start Record extracts
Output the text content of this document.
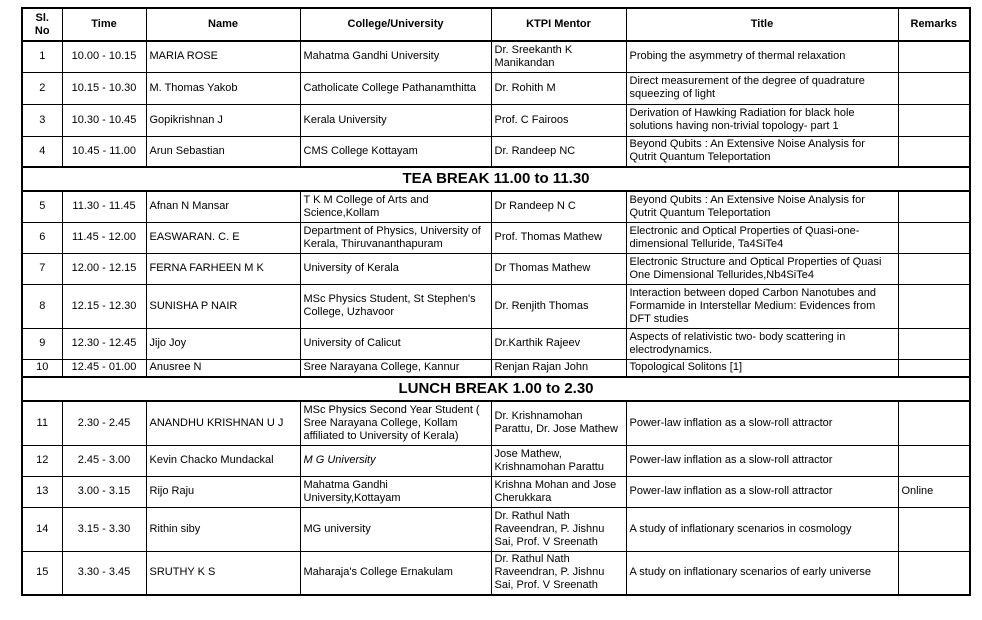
Sl.
No	Time	Name	College/University	KTPI Mentor	Title	Remarks
1	10.00 - 10.15	MARIA ROSE	Mahatma Gandhi University	Dr. Sreekanth K Manikandan	Probing the asymmetry of thermal relaxation	
2	10.15 - 10.30	M. Thomas Yakob	Catholicate College Pathanamthitta	Dr. Rohith M	Direct measurement of the degree of quadrature squeezing of light	
3	10.30 - 10.45	Gopikrishnan J	Kerala University	Prof. C Fairoos	Derivation of Hawking Radiation for black hole solutions having non-trivial topology- part 1	
4	10.45 - 11.00	Arun Sebastian	CMS College Kottayam	Dr. Randeep NC	Beyond Qubits : An Extensive Noise Analysis for Qutrit Quantum Teleportation	
TEA BREAK 11.00 to 11.30						
5	11.30 - 11.45	Afnan N Mansar	T K M College of Arts and Science,Kollam	Dr Randeep N C	Beyond Qubits : An Extensive Noise Analysis for Qutrit Quantum Teleportation	
6	11.45 - 12.00	EASWARAN. C. E	Department of Physics, University of Kerala, Thiruvananthapuram	Prof. Thomas Mathew	Electronic and Optical Properties of Quasi-one-dimensional Telluride, Ta4SiTe4	
7	12.00 - 12.15	FERNA FARHEEN M K	University of Kerala	Dr Thomas Mathew	Electronic Structure and Optical Properties of Quasi One Dimensional Tellurides,Nb4SiTe4	
8	12.15 - 12.30	SUNISHA P NAIR	MSc Physics Student, St Stephen's College, Uzhavoor	Dr. Renjith Thomas	Interaction between doped Carbon Nanotubes and Formamide in Interstellar Medium: Evidences from DFT studies	
9	12.30 - 12.45	Jijo Joy	University of Calicut	Dr.Karthik Rajeev	Aspects of relativistic two- body scattering in electrodynamics.	
10	12.45 - 01.00	Anusree N	Sree Narayana College, Kannur	Renjan Rajan John	Topological Solitons [1]	
LUNCH BREAK 1.00 to 2.30						
11	2.30 - 2.45	ANANDHU KRISHNAN U J	MSc Physics Second Year Student ( Sree Narayana College, Kollam affiliated to University of Kerala)	Dr. Krishnamohan Parattu, Dr. Jose Mathew	Power-law inflation as a slow-roll attractor	
12	2.45 - 3.00	Kevin Chacko Mundackal	M G University	Jose Mathew, Krishnamohan Parattu	Power-law inflation as a slow-roll attractor	
13	3.00 - 3.15	Rijo Raju	Mahatma Gandhi University,Kottayam	Krishna Mohan and Jose Cherukkara	Power-law inflation as a slow-roll attractor	Online
14	3.15 - 3.30	Rithin siby	MG university	Dr. Rathul Nath Raveendran, P. Jishnu Sai, Prof. V Sreenath	A study of inflationary scenarios in cosmology	
15	3.30 - 3.45	SRUTHY K S	Maharaja's College Ernakulam	Dr. Rathul Nath Raveendran, P. Jishnu Sai, Prof. V Sreenath	A study on inflationary scenarios of early universe	
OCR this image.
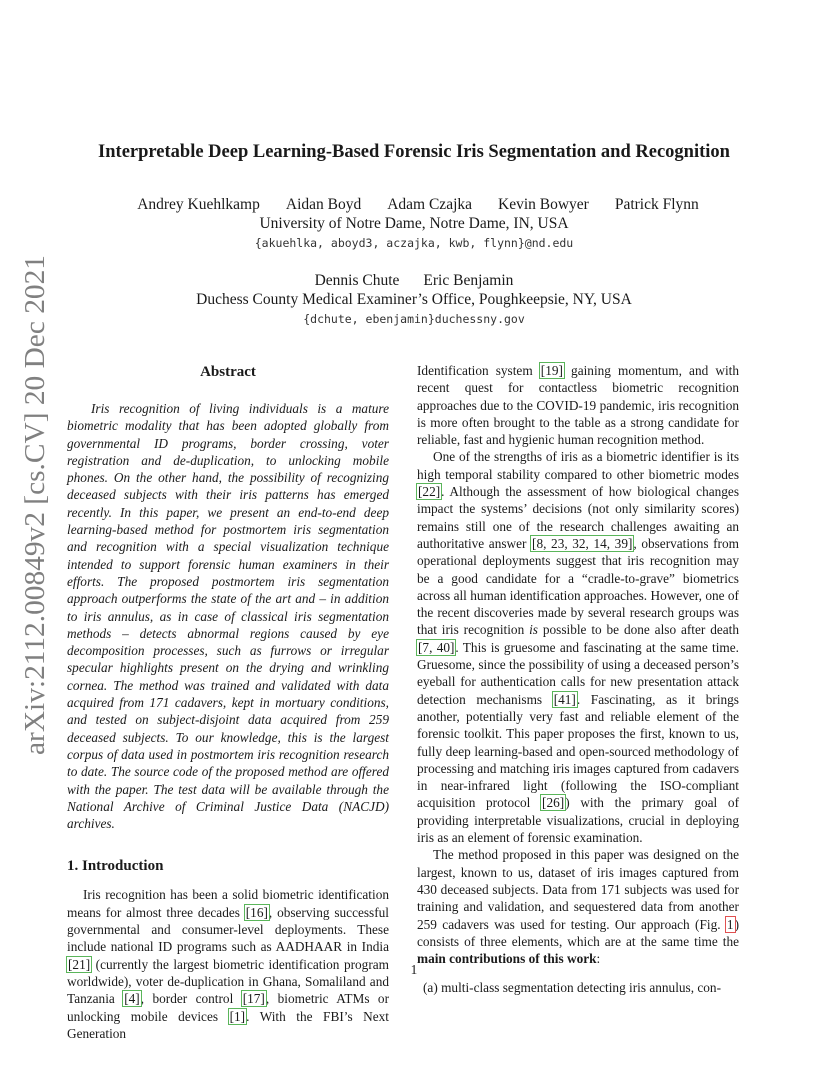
arXiv:2112.00849v2 [cs.CV] 20 Dec 2021
Interpretable Deep Learning-Based Forensic Iris Segmentation and Recognition
Andrey Kuehlkamp Aidan Boyd Adam Czajka Kevin Bowyer Patrick Flynn
University of Notre Dame, Notre Dame, IN, USA
{akuehlka, aboyd3, aczajka, kwb, flynn}@nd.edu
Dennis Chute Eric Benjamin
Duchess County Medical Examiner’s Office, Poughkeepsie, NY, USA
{dchute, ebenjamin}duchessny.gov
Abstract

Iris recognition of living individuals is a mature biometric modality that has been adopted globally from governmental ID programs, border crossing, voter registration and de-duplication, to unlocking mobile phones. On the other hand, the possibility of recognizing deceased subjects with their iris patterns has emerged recently. In this paper, we present an end-to-end deep learning-based method for postmortem iris segmentation and recognition with a special visualization technique intended to support forensic human examiners in their efforts. The proposed postmortem iris segmentation approach outperforms the state of the art and – in addition to iris annulus, as in case of classical iris segmentation methods – detects abnormal regions caused by eye decomposition processes, such as furrows or irregular specular highlights present on the drying and wrinkling cornea. The method was trained and validated with data acquired from 171 cadavers, kept in mortuary conditions, and tested on subject-disjoint data acquired from 259 deceased subjects. To our knowledge, this is the largest corpus of data used in postmortem iris recognition research to date. The source code of the proposed method are offered with the paper. The test data will be available through the National Archive of Criminal Justice Data (NACJD) archives.

1. Introduction

Iris recognition has been a solid biometric identification means for almost three decades [16], observing successful governmental and consumer-level deployments. These include national ID programs such as AADHAAR in India [21] (currently the largest biometric identification program worldwide), voter de-duplication in Ghana, Somaliland and Tanzania [4], border control [17], biometric ATMs or unlocking mobile devices [1]. With the FBI’s Next Generation

Identification system [19] gaining momentum, and with recent quest for contactless biometric recognition approaches due to the COVID-19 pandemic, iris recognition is more often brought to the table as a strong candidate for reliable, fast and hygienic human recognition method.

One of the strengths of iris as a biometric identifier is its high temporal stability compared to other biometric modes [22]. Although the assessment of how biological changes impact the systems’ decisions (not only similarity scores) remains still one of the research challenges awaiting an authoritative answer [8, 23, 32, 14, 39], observations from operational deployments suggest that iris recognition may be a good candidate for a “cradle-to-grave” biometrics across all human identification approaches. However, one of the recent discoveries made by several research groups was that iris recognition is possible to be done also after death [7, 40]. This is gruesome and fascinating at the same time. Gruesome, since the possibility of using a deceased person’s eyeball for authentication calls for new presentation attack detection mechanisms [41]. Fascinating, as it brings another, potentially very fast and reliable element of the forensic toolkit. This paper proposes the first, known to us, fully deep learning-based and open-sourced methodology of processing and matching iris images captured from cadavers in near-infrared light (following the ISO-compliant acquisition protocol [26]) with the primary goal of providing interpretable visualizations, crucial in deploying iris as an element of forensic examination.

The method proposed in this paper was designed on the largest, known to us, dataset of iris images captured from 430 deceased subjects. Data from 171 subjects was used for training and validation, and sequestered data from another 259 cadavers was used for testing. Our approach (Fig. 1) consists of three elements, which are at the same time the main contributions of this work:

(a) multi-class segmentation detecting iris annulus, con-

1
end Record extracts
> Task instructions:
Write the records out once more, exactly as they appear, with no pictures.

> Task solution:
Output the text content of this document.
Sl.
No	Time	Name	College/University	KTPI Mentor	Title	Remarks
1	10.00 - 10.15	MARIA ROSE	Mahatma Gandhi University	Dr. Sreekanth K Manikandan	Probing the asymmetry of thermal relaxation	
2	10.15 - 10.30	M. Thomas Yakob	Catholicate College Pathanamthitta	Dr. Rohith M	Direct measurement of the degree of quadrature squeezing of light	
3	10.30 - 10.45	Gopikrishnan J	Kerala University	Prof. C Fairoos	Derivation of Hawking Radiation for black hole solutions having non-trivial topology- part 1	
4	10.45 - 11.00	Arun Sebastian	CMS College Kottayam	Dr. Randeep NC	Beyond Qubits : An Extensive Noise Analysis for Qutrit Quantum Teleportation	
TEA BREAK 11.00 to 11.30						
5	11.30 - 11.45	Afnan N Mansar	T K M College of Arts and Science,Kollam	Dr Randeep N C	Beyond Qubits : An Extensive Noise Analysis for Qutrit Quantum Teleportation	
6	11.45 - 12.00	EASWARAN. C. E	Department of Physics, University of Kerala, Thiruvananthapuram	Prof. Thomas Mathew	Electronic and Optical Properties of Quasi-one-dimensional Telluride, Ta4SiTe4	
7	12.00 - 12.15	FERNA FARHEEN M K	University of Kerala	Dr Thomas Mathew	Electronic Structure and Optical Properties of Quasi One Dimensional Tellurides,Nb4SiTe4	
8	12.15 - 12.30	SUNISHA P NAIR	MSc Physics Student, St Stephen's College, Uzhavoor	Dr. Renjith Thomas	Interaction between doped Carbon Nanotubes and Formamide in Interstellar Medium: Evidences from DFT studies	
9	12.30 - 12.45	Jijo Joy	University of Calicut	Dr.Karthik Rajeev	Aspects of relativistic two- body scattering in electrodynamics.	
10	12.45 - 01.00	Anusree N	Sree Narayana College, Kannur	Renjan Rajan John	Topological Solitons [1]	
LUNCH BREAK 1.00 to 2.30						
11	2.30 - 2.45	ANANDHU KRISHNAN U J	MSc Physics Second Year Student ( Sree Narayana College, Kollam affiliated to University of Kerala)	Dr. Krishnamohan Parattu, Dr. Jose Mathew	Power-law inflation as a slow-roll attractor	
12	2.45 - 3.00	Kevin Chacko Mundackal	M G University	Jose Mathew, Krishnamohan Parattu	Power-law inflation as a slow-roll attractor	
13	3.00 - 3.15	Rijo Raju	Mahatma Gandhi University,Kottayam	Krishna Mohan and Jose Cherukkara	Power-law inflation as a slow-roll attractor	Online
14	3.15 - 3.30	Rithin siby	MG university	Dr. Rathul Nath Raveendran, P. Jishnu Sai, Prof. V Sreenath	A study of inflationary scenarios in cosmology	
15	3.30 - 3.45	SRUTHY K S	Maharaja's College Ernakulam	Dr. Rathul Nath Raveendran, P. Jishnu Sai, Prof. V Sreenath	A study on inflationary scenarios of early universe	
OCR this image.
arXiv:2112.00849v2 [cs.CV] 20 Dec 2021
Interpretable Deep Learning-Based Forensic Iris Segmentation and Recognition
Andrey Kuehlkamp Aidan Boyd Adam Czajka Kevin Bowyer Patrick Flynn
University of Notre Dame, Notre Dame, IN, USA
{akuehlka, aboyd3, aczajka, kwb, flynn}@nd.edu
Dennis Chute Eric Benjamin
Duchess County Medical Examiner’s Office, Poughkeepsie, NY, USA
{dchute, ebenjamin}duchessny.gov
Abstract

Iris recognition of living individuals is a mature biometric modality that has been adopted globally from governmental ID programs, border crossing, voter registration and de-duplication, to unlocking mobile phones. On the other hand, the possibility of recognizing deceased subjects with their iris patterns has emerged recently. In this paper, we present an end-to-end deep learning-based method for postmortem iris segmentation and recognition with a special visualization technique intended to support forensic human examiners in their efforts. The proposed postmortem iris segmentation approach outperforms the state of the art and – in addition to iris annulus, as in case of classical iris segmentation methods – detects abnormal regions caused by eye decomposition processes, such as furrows or irregular specular highlights present on the drying and wrinkling cornea. The method was trained and validated with data acquired from 171 cadavers, kept in mortuary conditions, and tested on subject-disjoint data acquired from 259 deceased subjects. To our knowledge, this is the largest corpus of data used in postmortem iris recognition research to date. The source code of the proposed method are offered with the paper. The test data will be available through the National Archive of Criminal Justice Data (NACJD) archives.

1. Introduction

Iris recognition has been a solid biometric identification means for almost three decades [16], observing successful governmental and consumer-level deployments. These include national ID programs such as AADHAAR in India [21] (currently the largest biometric identification program worldwide), voter de-duplication in Ghana, Somaliland and Tanzania [4], border control [17], biometric ATMs or unlocking mobile devices [1]. With the FBI’s Next Generation

Identification system [19] gaining momentum, and with recent quest for contactless biometric recognition approaches due to the COVID-19 pandemic, iris recognition is more often brought to the table as a strong candidate for reliable, fast and hygienic human recognition method.

One of the strengths of iris as a biometric identifier is its high temporal stability compared to other biometric modes [22]. Although the assessment of how biological changes impact the systems’ decisions (not only similarity scores) remains still one of the research challenges awaiting an authoritative answer [8, 23, 32, 14, 39], observations from operational deployments suggest that iris recognition may be a good candidate for a “cradle-to-grave” biometrics across all human identification approaches. However, one of the recent discoveries made by several research groups was that iris recognition is possible to be done also after death [7, 40]. This is gruesome and fascinating at the same time. Gruesome, since the possibility of using a deceased person’s eyeball for authentication calls for new presentation attack detection mechanisms [41]. Fascinating, as it brings another, potentially very fast and reliable element of the forensic toolkit. This paper proposes the first, known to us, fully deep learning-based and open-sourced methodology of processing and matching iris images captured from cadavers in near-infrared light (following the ISO-compliant acquisition protocol [26]) with the primary goal of providing interpretable visualizations, crucial in deploying iris as an element of forensic examination.

The method proposed in this paper was designed on the largest, known to us, dataset of iris images captured from 430 deceased subjects. Data from 171 subjects was used for training and validation, and sequestered data from another 259 cadavers was used for testing. Our approach (Fig. 1) consists of three elements, which are at the same time the main contributions of this work:

(a) multi-class segmentation detecting iris annulus, con-

1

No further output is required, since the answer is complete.